— EXERCISE TASK —
Each line containing the word "value" should be found and copied.

— Data records —

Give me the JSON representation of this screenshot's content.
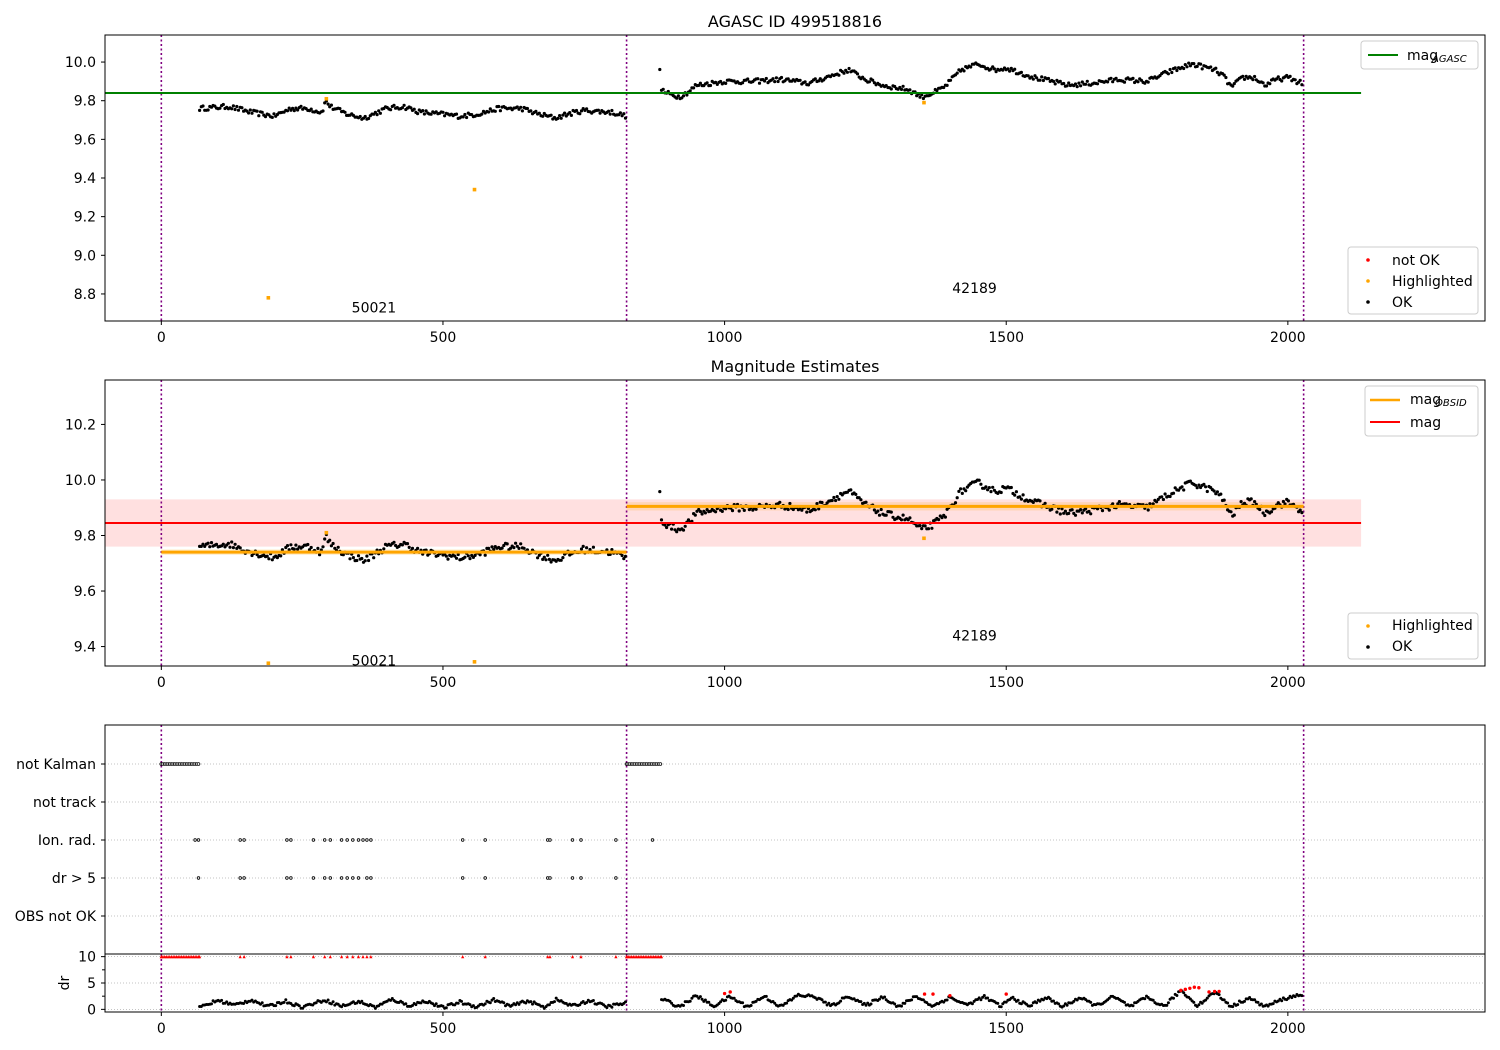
{
  "chart_data": [
    {
      "type": "scatter",
      "title": "AGASC ID 499518816",
      "xlim": [
        -100,
        2350
      ],
      "ylim": [
        8.66,
        10.14
      ],
      "xticks": [
        0,
        500,
        1000,
        1500,
        2000
      ],
      "yticks": [
        8.8,
        9.0,
        9.2,
        9.4,
        9.6,
        9.8,
        10.0
      ],
      "ytick_labels": [
        "8.8",
        "9.0",
        "9.2",
        "9.4",
        "9.6",
        "9.8",
        "10.0"
      ],
      "obs_boundaries": [
        0,
        826,
        2028
      ],
      "obs_labels": [
        {
          "text": "50021",
          "x": 413,
          "y": 8.73
        },
        {
          "text": "42189",
          "x": 1426,
          "y": 8.83
        }
      ],
      "mag_agasc": {
        "value": 9.84,
        "x": [
          -100,
          2130
        ],
        "color": "#008000"
      },
      "ok_segments": [
        {
          "x0": 68,
          "x1": 826,
          "step": 3,
          "base": 9.74,
          "points": [
            [
              68,
              9.76
            ],
            [
              120,
              9.77
            ],
            [
              160,
              9.74
            ],
            [
              180,
              9.73
            ],
            [
              200,
              9.72
            ],
            [
              230,
              9.76
            ],
            [
              260,
              9.76
            ],
            [
              285,
              9.74
            ],
            [
              292,
              9.8
            ],
            [
              300,
              9.77
            ],
            [
              330,
              9.73
            ],
            [
              360,
              9.71
            ],
            [
              400,
              9.76
            ],
            [
              430,
              9.77
            ],
            [
              460,
              9.74
            ],
            [
              500,
              9.73
            ],
            [
              530,
              9.72
            ],
            [
              560,
              9.73
            ],
            [
              600,
              9.76
            ],
            [
              640,
              9.76
            ],
            [
              670,
              9.73
            ],
            [
              700,
              9.71
            ],
            [
              720,
              9.73
            ],
            [
              750,
              9.75
            ],
            [
              800,
              9.74
            ],
            [
              826,
              9.72
            ]
          ]
        },
        {
          "x0": 885,
          "x1": 2025,
          "step": 3,
          "base": 9.88,
          "points": [
            [
              885,
              9.95
            ],
            [
              888,
              9.86
            ],
            [
              895,
              9.84
            ],
            [
              920,
              9.82
            ],
            [
              938,
              9.85
            ],
            [
              950,
              9.88
            ],
            [
              1000,
              9.9
            ],
            [
              1050,
              9.9
            ],
            [
              1100,
              9.91
            ],
            [
              1150,
              9.89
            ],
            [
              1180,
              9.92
            ],
            [
              1200,
              9.94
            ],
            [
              1220,
              9.96
            ],
            [
              1250,
              9.91
            ],
            [
              1280,
              9.88
            ],
            [
              1300,
              9.87
            ],
            [
              1325,
              9.86
            ],
            [
              1350,
              9.82
            ],
            [
              1370,
              9.84
            ],
            [
              1390,
              9.87
            ],
            [
              1420,
              9.96
            ],
            [
              1450,
              9.99
            ],
            [
              1480,
              9.96
            ],
            [
              1500,
              9.97
            ],
            [
              1520,
              9.95
            ],
            [
              1550,
              9.92
            ],
            [
              1580,
              9.9
            ],
            [
              1610,
              9.88
            ],
            [
              1650,
              9.89
            ],
            [
              1700,
              9.91
            ],
            [
              1750,
              9.9
            ],
            [
              1790,
              9.95
            ],
            [
              1830,
              9.99
            ],
            [
              1870,
              9.96
            ],
            [
              1885,
              9.93
            ],
            [
              1900,
              9.87
            ],
            [
              1920,
              9.92
            ],
            [
              1940,
              9.92
            ],
            [
              1960,
              9.88
            ],
            [
              1980,
              9.91
            ],
            [
              2000,
              9.92
            ],
            [
              2025,
              9.89
            ]
          ]
        }
      ],
      "highlighted": [
        [
          190,
          8.78
        ],
        [
          293,
          9.81
        ],
        [
          556,
          9.34
        ],
        [
          1354,
          9.79
        ]
      ],
      "legends": [
        {
          "position": "upper right",
          "items": [
            {
              "label": "mag",
              "sub": "AGASC",
              "color": "#008000",
              "kind": "line"
            }
          ]
        },
        {
          "position": "lower right",
          "items": [
            {
              "label": "not OK",
              "color": "#ff0000",
              "kind": "dot"
            },
            {
              "label": "Highlighted",
              "color": "#ffa500",
              "kind": "dot"
            },
            {
              "label": "OK",
              "color": "#000000",
              "kind": "dot"
            }
          ]
        }
      ]
    },
    {
      "type": "scatter",
      "title": "Magnitude Estimates",
      "xlim": [
        -100,
        2350
      ],
      "ylim": [
        9.33,
        10.36
      ],
      "xticks": [
        0,
        500,
        1000,
        1500,
        2000
      ],
      "yticks": [
        9.4,
        9.6,
        9.8,
        10.0,
        10.2
      ],
      "ytick_labels": [
        "9.4",
        "9.6",
        "9.8",
        "10.0",
        "10.2"
      ],
      "obs_labels": [
        {
          "text": "50021",
          "x": 413,
          "y": 9.35
        },
        {
          "text": "42189",
          "x": 1426,
          "y": 9.44
        }
      ],
      "mag": {
        "value": 9.845,
        "band": [
          9.76,
          9.93
        ],
        "x": [
          -100,
          2130
        ],
        "color": "#ff0000"
      },
      "mag_obsid": [
        {
          "x": [
            0,
            826
          ],
          "value": 9.74,
          "band": [
            9.73,
            9.75
          ]
        },
        {
          "x": [
            826,
            2028
          ],
          "value": 9.905,
          "band": [
            9.89,
            9.92
          ]
        }
      ],
      "highlighted": [
        [
          190,
          9.34
        ],
        [
          293,
          9.81
        ],
        [
          556,
          9.345
        ],
        [
          1354,
          9.79
        ]
      ],
      "legends": [
        {
          "position": "upper right",
          "items": [
            {
              "label": "mag",
              "sub": "OBSID",
              "color": "#ffa500",
              "kind": "line"
            },
            {
              "label": "mag",
              "color": "#ff0000",
              "kind": "line"
            }
          ]
        },
        {
          "position": "lower right",
          "items": [
            {
              "label": "Highlighted",
              "color": "#ffa500",
              "kind": "dot"
            },
            {
              "label": "OK",
              "color": "#000000",
              "kind": "dot"
            }
          ]
        }
      ]
    },
    {
      "type": "scatter",
      "xlim": [
        -100,
        2350
      ],
      "categories": [
        "not Kalman",
        "not track",
        "Ion. rad.",
        "dr > 5",
        "OBS not OK"
      ],
      "flags": {
        "not Kalman": [
          [
            0,
            68
          ],
          [
            826,
            888
          ]
        ],
        "Ion. rad.": [
          60,
          66,
          140,
          147,
          223,
          230,
          270,
          290,
          300,
          320,
          330,
          340,
          350,
          358,
          365,
          372,
          535,
          575,
          686,
          690,
          730,
          745,
          807,
          872
        ],
        "dr > 5": [
          66,
          140,
          147,
          223,
          230,
          270,
          290,
          300,
          320,
          330,
          340,
          350,
          365,
          372,
          535,
          575,
          686,
          690,
          730,
          745,
          807
        ]
      }
    },
    {
      "type": "scatter",
      "ylabel": "dr",
      "xlim": [
        -100,
        2350
      ],
      "ylim": [
        -0.5,
        10.5
      ],
      "xticks": [
        0,
        500,
        1000,
        1500,
        2000
      ],
      "yticks": [
        0,
        5,
        10
      ],
      "dr_segments": [
        {
          "x0": 68,
          "x1": 826,
          "step": 3,
          "points": [
            [
              68,
              0.3
            ],
            [
              100,
              1.7
            ],
            [
              130,
              0.8
            ],
            [
              160,
              1.8
            ],
            [
              190,
              0.5
            ],
            [
              220,
              1.6
            ],
            [
              250,
              0.4
            ],
            [
              290,
              1.8
            ],
            [
              320,
              0.6
            ],
            [
              350,
              1.5
            ],
            [
              380,
              0.4
            ],
            [
              410,
              1.9
            ],
            [
              440,
              0.7
            ],
            [
              470,
              1.6
            ],
            [
              500,
              0.3
            ],
            [
              530,
              1.4
            ],
            [
              560,
              0.5
            ],
            [
              590,
              1.8
            ],
            [
              620,
              0.6
            ],
            [
              650,
              1.6
            ],
            [
              680,
              0.4
            ],
            [
              700,
              1.9
            ],
            [
              730,
              0.6
            ],
            [
              760,
              1.7
            ],
            [
              790,
              0.5
            ],
            [
              826,
              1.2
            ]
          ]
        },
        {
          "x0": 888,
          "x1": 2025,
          "step": 3,
          "points": [
            [
              888,
              2.0
            ],
            [
              920,
              0.5
            ],
            [
              950,
              2.6
            ],
            [
              980,
              0.6
            ],
            [
              1010,
              2.4
            ],
            [
              1040,
              0.5
            ],
            [
              1070,
              2.5
            ],
            [
              1100,
              0.5
            ],
            [
              1130,
              2.7
            ],
            [
              1160,
              2.4
            ],
            [
              1190,
              0.6
            ],
            [
              1220,
              2.6
            ],
            [
              1250,
              0.7
            ],
            [
              1280,
              2.4
            ],
            [
              1310,
              0.5
            ],
            [
              1340,
              2.5
            ],
            [
              1370,
              0.6
            ],
            [
              1400,
              2.3
            ],
            [
              1430,
              0.8
            ],
            [
              1460,
              2.4
            ],
            [
              1490,
              0.6
            ],
            [
              1510,
              2.2
            ],
            [
              1540,
              0.6
            ],
            [
              1570,
              2.3
            ],
            [
              1600,
              0.5
            ],
            [
              1630,
              2.2
            ],
            [
              1660,
              0.7
            ],
            [
              1690,
              2.4
            ],
            [
              1720,
              0.5
            ],
            [
              1750,
              2.3
            ],
            [
              1780,
              0.5
            ],
            [
              1810,
              3.6
            ],
            [
              1840,
              0.7
            ],
            [
              1870,
              3.3
            ],
            [
              1900,
              0.5
            ],
            [
              1930,
              2.2
            ],
            [
              1960,
              0.5
            ],
            [
              1990,
              1.9
            ],
            [
              2025,
              2.9
            ]
          ]
        }
      ],
      "dr_red": [
        [
          1000,
          3.0
        ],
        [
          1010,
          3.3
        ],
        [
          1355,
          2.9
        ],
        [
          1370,
          2.9
        ],
        [
          1400,
          2.6
        ],
        [
          1500,
          2.9
        ],
        [
          1810,
          3.6
        ],
        [
          1818,
          3.8
        ],
        [
          1826,
          4.0
        ],
        [
          1834,
          4.2
        ],
        [
          1842,
          4.1
        ],
        [
          1860,
          3.3
        ],
        [
          1870,
          3.4
        ],
        [
          1878,
          3.4
        ]
      ],
      "ion_markers_at_10": [
        0,
        68,
        140,
        147,
        223,
        230,
        270,
        290,
        300,
        320,
        330,
        340,
        350,
        358,
        365,
        372,
        535,
        575,
        686,
        690,
        730,
        745,
        807,
        826,
        888
      ]
    }
  ]
}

— RESULT FOR THIS TASK —
        "value": 9.84,
        "value": 9.845,
          "value": 9.74,
          "value": 9.905,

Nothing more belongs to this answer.